(Extracted records)
__________

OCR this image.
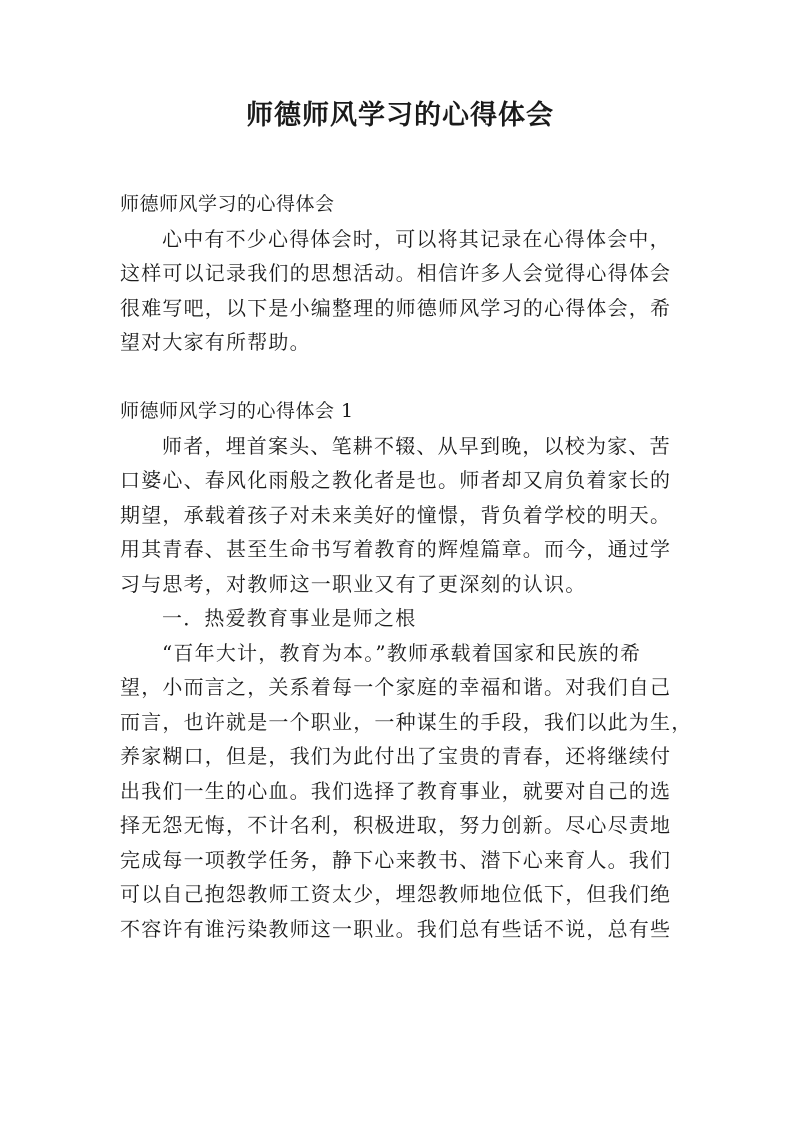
师德师风学习的心得体会
师德师风学习的心得体会
心中有不少心得体会时，可以将其记录在心得体会中，
这样可以记录我们的思想活动。相信许多人会觉得心得体会
很难写吧，以下是小编整理的师德师风学习的心得体会，希
望对大家有所帮助。
师德师风学习的心得体会 1
师者，埋首案头、笔耕不辍、从早到晚，以校为家、苦
口婆心、春风化雨般之教化者是也。师者却又肩负着家长的
期望，承载着孩子对未来美好的憧憬，背负着学校的明天。
用其青春、甚至生命书写着教育的辉煌篇章。而今，通过学
习与思考，对教师这一职业又有了更深刻的认识。
一．热爱教育事业是师之根
“百年大计，教育为本。”教师承载着国家和民族的希
望，小而言之，关系着每一个家庭的幸福和谐。对我们自己
而言，也许就是一个职业，一种谋生的手段，我们以此为生，
养家糊口，但是，我们为此付出了宝贵的青春，还将继续付
出我们一生的心血。我们选择了教育事业，就要对自己的选
择无怨无悔，不计名利，积极进取，努力创新。尽心尽责地
完成每一项教学任务，静下心来教书、潜下心来育人。我们
可以自己抱怨教师工资太少，埋怨教师地位低下，但我们绝
不容许有谁污染教师这一职业。我们总有些话不说，总有些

__________

Omit pictures; set down the rest of the material word for word.

**EXERCISE SOLUTION**:
OCR this image.
师德师风学习的心得体会
师德师风学习的心得体会
心中有不少心得体会时，可以将其记录在心得体会中，
这样可以记录我们的思想活动。相信许多人会觉得心得体会
很难写吧，以下是小编整理的师德师风学习的心得体会，希
望对大家有所帮助。
师德师风学习的心得体会 1
师者，埋首案头、笔耕不辍、从早到晚，以校为家、苦
口婆心、春风化雨般之教化者是也。师者却又肩负着家长的
期望，承载着孩子对未来美好的憧憬，背负着学校的明天。
用其青春、甚至生命书写着教育的辉煌篇章。而今，通过学
习与思考，对教师这一职业又有了更深刻的认识。
一．热爱教育事业是师之根
“百年大计，教育为本。”教师承载着国家和民族的希
望，小而言之，关系着每一个家庭的幸福和谐。对我们自己
而言，也许就是一个职业，一种谋生的手段，我们以此为生，
养家糊口，但是，我们为此付出了宝贵的青春，还将继续付
出我们一生的心血。我们选择了教育事业，就要对自己的选
择无怨无悔，不计名利，积极进取，努力创新。尽心尽责地
完成每一项教学任务，静下心来教书、潜下心来育人。我们
可以自己抱怨教师工资太少，埋怨教师地位低下，但我们绝
不容许有谁污染教师这一职业。我们总有些话不说，总有些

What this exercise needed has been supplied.